OBJECTIVES
1/ Copy the passage of the essay on Arab unity between "The other factor" and "laws and regulations.", inclusive.
2/ Pick up the essay on Arab unity after its final sentence and carry it forward.

-- Start EXTRACT PROVIDED --

The Challenges Facing the Arab Nation on the Threshold of the 21st
Century
Dr. Khalid Abdulla
The important question to ask, therefore, is
this: why has the Arab nation been unsuccessful in achieving this objective? The answer is
not an easy one; there are various explanations for that but only a few, particularly the
external ones, have been extensively highlighted. I believe that two important variables
need to be looked at and investigated.
It was initially believed that many factors such as the
historical, cultural and religious factors which have been in existence in the Arab world
would play a significant role toward the achievement of Arab unity in the post
independence era. There was a failure to realize that independence has led to the
formation of new interest groups who, because of their fear of losing their vested
interests, will oppose measures leading toward more integration. Therefore, it is no
longer sufficient or plausible to rely on those factors mentioned earlier, such as
historical, cultural and religious to activate the engine of Arab integration, while at
the same time failing to buttress them with the more pertinent ones, such as economic
factors.
The other factor is the resolve of Arab countries to protect
their independence and their sovereignty which is reflected in many articles of the Arab
Leagues Charter. This strict and literal adherence to the concept of sovereignty has
been, in a number of cases, an obstacle to the carrying out of agreements and has deprived
a number of resolutions of their effectiveness since it was stipulated that such
resolutions and agreements should not conflict with the prevailing laws and regulations.
But one has to admit that at the institutional and legal level
the Arab League has taken serious steps which could be used as a basis for a new strategy
aiming at achieving integration and enhancing cooperation among the Arab countries. Some
of the most important aspects which should be kept in mind while pursuing that strategy
are the following:
(1) Rebuild the trust and confidence which was shaken as a
consequence of the Gulf war episode. This can be arrived at by carefully amending the Arab
League Charter, so as to embrace the latest innovations of preventive diplomacy, well
tested means to resolve conflicts and peace enforcement mechanisms. Adopting such steps
and others like them, will go a long way toward assuring the security of many of the Arab
states.
(2) Employing certain mechanisms which are necessary to
implement the resolutions and the agreements concluded by the League's Councils within the
framework of acknowledging that integration comes in gradual yet continuous steps but
certainly not through dodging or ignoring the prevailing political, economic and social
realities.
(3) That integration should come on the basis of shared benefits
and common interests and not on the basis of assistance and donations. The experience of
the seventies and the eighties during which the rich Arab countries extended loans and
grants to the poorer ones, proved that such programs were a burden to the process of
integration, if only for creating the impression that such capital flows were a charity
from the haves to the have nots. What should be stressed instead are such steps as
creating joint ventures and allowing free movement of products and factors of production
which could facilitate cooperation and finally integration.
(4) Establishing a proper balance between individual and
collective interests within the larger goal of integration. This will require a commitment
from the various Arab states to recognize and respect the sovereignty of each of them,
which means avoiding intervention, direct or indirect, in the internal affairs of one
another. On the other hand, the multilateral institutions should be provided with the
proper tools to motivate the states to honor and abide by the resolutions passed by those
institutions.

-- End EXTRACT PROVIDED --
-- Start SUPPLIED DATA --

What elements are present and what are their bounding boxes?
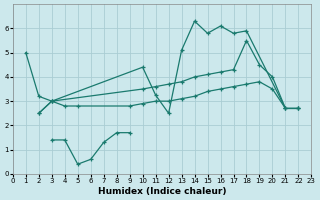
X-axis label: Humidex (Indice chaleur): Humidex (Indice chaleur) xyxy=(98,187,226,196)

-- End SUPPLIED DATA --

ANSWER LIST
1/
The other factor is the resolve of Arab countries to protect
their independence and their sovereignty which is reflected in many articles of the Arab
Leagues Charter. This strict and literal adherence to the concept of sovereignty has
been, in a number of cases, an obstacle to the carrying out of agreements and has deprived
a number of resolutions of their effectiveness since it was stipulated that such
resolutions and agreements should not conflict with the prevailing laws and regulations.

2/
The second major challenge which faces the Arab nation lies in
greater economic and social development. In the aftermath of three or four decades of
planned development, the results are as follows:
One, that the Arab countries, according to certain studies, come
only ahead of the group of African countries south of the Sahara, in terms of human
development.
Two, that there is a widening of the income gap between the Arab
states and the industrialized countries. For example, the Arab GNP in 1978 was equivalent
to 90% of that of Italy. In 1993, that percentage has dropped to less than 60%. In fact,
the total national Arab income has decreased from $431 billion in 1980 to $420 billion in
1991. This picture becomes more gloomy when put against the rate of population growth in
the Arab world, causing a further lowering of the total per capita income by 30%.
Three, that the per capita income gap in the varying Arab states
has continued to be quite wide as well, and now ranges from $300 per capita in some Arab
countries to more than $12,000 in other countries.
Four, that the Arab countries now are net importers of food
stuff; and the gap between local production and consumption reaches around $12 billion
annually.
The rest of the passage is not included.